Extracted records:
** begin **

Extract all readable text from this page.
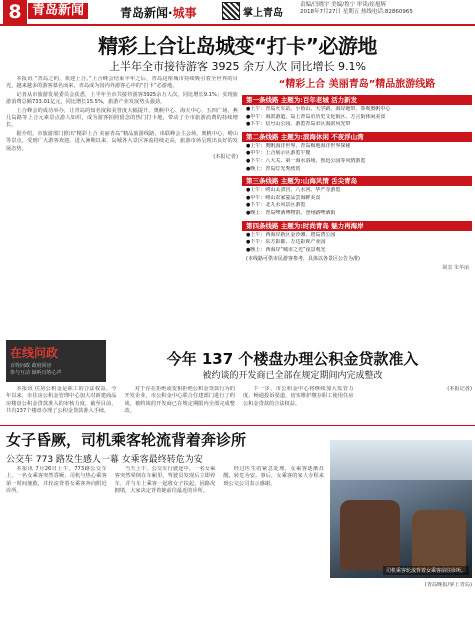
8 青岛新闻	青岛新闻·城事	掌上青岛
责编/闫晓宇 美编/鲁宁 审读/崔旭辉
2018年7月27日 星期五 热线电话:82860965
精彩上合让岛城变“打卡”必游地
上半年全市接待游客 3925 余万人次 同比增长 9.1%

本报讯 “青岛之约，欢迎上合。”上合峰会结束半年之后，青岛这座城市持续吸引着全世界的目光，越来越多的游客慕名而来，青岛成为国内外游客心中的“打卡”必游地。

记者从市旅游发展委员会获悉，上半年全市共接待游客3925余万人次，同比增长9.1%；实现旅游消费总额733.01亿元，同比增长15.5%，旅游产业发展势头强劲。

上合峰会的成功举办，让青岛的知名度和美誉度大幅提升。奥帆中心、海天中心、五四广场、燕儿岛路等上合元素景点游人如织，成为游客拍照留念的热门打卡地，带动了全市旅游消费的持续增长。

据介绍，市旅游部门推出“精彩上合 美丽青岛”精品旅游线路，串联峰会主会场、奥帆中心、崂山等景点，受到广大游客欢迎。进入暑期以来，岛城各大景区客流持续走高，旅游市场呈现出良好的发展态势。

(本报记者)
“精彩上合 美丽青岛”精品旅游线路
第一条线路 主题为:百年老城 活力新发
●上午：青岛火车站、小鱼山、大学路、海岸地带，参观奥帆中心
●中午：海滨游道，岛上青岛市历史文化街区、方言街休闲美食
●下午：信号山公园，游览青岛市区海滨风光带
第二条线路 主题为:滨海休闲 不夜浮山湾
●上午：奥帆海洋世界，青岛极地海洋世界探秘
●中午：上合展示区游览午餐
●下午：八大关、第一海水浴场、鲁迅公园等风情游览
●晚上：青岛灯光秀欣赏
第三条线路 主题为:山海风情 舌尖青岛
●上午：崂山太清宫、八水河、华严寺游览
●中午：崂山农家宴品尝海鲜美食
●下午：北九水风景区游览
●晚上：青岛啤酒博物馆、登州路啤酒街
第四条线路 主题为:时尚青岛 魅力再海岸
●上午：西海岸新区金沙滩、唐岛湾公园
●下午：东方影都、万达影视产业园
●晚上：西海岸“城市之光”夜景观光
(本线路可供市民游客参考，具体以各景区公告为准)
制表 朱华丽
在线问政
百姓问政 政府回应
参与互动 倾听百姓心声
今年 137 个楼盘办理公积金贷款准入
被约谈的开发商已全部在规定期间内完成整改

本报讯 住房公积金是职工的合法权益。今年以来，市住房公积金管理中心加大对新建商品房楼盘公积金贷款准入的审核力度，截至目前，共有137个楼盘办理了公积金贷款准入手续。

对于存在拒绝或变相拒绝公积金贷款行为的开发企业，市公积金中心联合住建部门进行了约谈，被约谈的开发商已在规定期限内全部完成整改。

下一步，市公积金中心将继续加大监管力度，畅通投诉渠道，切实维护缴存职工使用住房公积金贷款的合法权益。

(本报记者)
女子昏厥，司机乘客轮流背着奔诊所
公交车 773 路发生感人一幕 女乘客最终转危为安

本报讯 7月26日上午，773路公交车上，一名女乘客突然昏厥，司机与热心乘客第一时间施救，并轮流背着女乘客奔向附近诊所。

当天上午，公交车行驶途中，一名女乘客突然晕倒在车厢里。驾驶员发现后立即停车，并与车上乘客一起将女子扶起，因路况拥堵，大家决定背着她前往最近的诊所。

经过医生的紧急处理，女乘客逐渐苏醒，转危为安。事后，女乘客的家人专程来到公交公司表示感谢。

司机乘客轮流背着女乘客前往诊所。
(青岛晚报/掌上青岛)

** end **
** begin **

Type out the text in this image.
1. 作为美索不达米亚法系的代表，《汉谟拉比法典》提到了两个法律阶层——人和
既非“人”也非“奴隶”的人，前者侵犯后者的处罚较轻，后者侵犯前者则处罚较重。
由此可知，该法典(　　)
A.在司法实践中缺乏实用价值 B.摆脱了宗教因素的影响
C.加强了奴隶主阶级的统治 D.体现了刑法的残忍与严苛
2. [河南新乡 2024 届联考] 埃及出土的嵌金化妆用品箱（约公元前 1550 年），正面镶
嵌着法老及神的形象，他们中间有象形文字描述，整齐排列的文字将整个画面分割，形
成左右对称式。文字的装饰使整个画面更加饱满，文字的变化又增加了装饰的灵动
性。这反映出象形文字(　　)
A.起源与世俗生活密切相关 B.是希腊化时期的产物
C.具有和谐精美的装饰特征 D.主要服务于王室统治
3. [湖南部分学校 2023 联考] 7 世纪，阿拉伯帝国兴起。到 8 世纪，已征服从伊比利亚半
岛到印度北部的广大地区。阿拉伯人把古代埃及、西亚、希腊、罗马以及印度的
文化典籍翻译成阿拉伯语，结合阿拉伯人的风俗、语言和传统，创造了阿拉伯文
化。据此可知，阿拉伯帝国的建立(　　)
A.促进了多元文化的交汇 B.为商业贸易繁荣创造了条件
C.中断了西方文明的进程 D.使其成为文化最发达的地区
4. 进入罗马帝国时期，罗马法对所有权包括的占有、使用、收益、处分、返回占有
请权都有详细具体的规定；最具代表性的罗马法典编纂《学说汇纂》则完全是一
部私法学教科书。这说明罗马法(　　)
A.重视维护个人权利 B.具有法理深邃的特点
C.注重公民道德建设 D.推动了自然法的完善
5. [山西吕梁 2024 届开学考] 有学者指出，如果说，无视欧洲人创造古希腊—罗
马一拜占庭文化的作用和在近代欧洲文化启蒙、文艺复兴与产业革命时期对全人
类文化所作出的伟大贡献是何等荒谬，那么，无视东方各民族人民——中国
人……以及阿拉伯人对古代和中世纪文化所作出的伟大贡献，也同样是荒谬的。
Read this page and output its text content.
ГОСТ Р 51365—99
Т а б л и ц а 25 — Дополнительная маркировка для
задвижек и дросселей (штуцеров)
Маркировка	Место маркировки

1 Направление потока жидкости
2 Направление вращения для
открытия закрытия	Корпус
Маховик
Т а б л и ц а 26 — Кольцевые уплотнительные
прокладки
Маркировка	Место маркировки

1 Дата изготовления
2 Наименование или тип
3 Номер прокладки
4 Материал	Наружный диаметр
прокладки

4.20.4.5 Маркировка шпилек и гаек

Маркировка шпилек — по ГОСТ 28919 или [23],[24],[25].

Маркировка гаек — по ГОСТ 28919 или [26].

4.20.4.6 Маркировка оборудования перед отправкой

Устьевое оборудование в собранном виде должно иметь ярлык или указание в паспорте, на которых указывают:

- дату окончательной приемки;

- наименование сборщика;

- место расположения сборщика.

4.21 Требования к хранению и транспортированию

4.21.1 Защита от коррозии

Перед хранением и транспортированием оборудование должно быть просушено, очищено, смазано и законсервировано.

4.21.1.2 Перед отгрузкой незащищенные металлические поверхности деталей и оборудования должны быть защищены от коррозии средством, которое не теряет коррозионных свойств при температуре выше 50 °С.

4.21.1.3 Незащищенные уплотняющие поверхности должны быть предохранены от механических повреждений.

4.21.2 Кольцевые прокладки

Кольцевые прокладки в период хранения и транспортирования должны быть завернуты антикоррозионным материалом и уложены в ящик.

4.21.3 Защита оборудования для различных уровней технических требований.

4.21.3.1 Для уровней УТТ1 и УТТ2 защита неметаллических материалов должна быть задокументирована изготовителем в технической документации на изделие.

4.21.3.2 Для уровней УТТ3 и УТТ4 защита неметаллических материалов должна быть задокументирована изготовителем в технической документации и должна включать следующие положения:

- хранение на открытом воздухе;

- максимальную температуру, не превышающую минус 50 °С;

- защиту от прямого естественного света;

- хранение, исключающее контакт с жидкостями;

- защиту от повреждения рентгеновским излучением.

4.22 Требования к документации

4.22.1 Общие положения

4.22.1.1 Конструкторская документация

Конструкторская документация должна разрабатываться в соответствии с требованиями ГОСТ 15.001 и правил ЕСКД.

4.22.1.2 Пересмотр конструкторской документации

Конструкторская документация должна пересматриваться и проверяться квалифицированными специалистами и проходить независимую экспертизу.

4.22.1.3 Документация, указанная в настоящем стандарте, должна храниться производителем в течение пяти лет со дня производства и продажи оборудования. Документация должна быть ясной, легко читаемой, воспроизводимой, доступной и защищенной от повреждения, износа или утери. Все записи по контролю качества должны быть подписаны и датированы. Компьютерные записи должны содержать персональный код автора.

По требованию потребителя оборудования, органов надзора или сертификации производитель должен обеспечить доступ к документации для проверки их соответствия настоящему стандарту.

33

** end **

◆ **Given problem**: From the listing above, copy every line that includes the word "должно".

◆ **Answer in full**:
Устьевое оборудование в собранном виде должно иметь ярлык или указание в паспорте, на которых указывают:
Перед хранением и транспортированием оборудование должно быть просушено, очищено, смазано и законсервировано.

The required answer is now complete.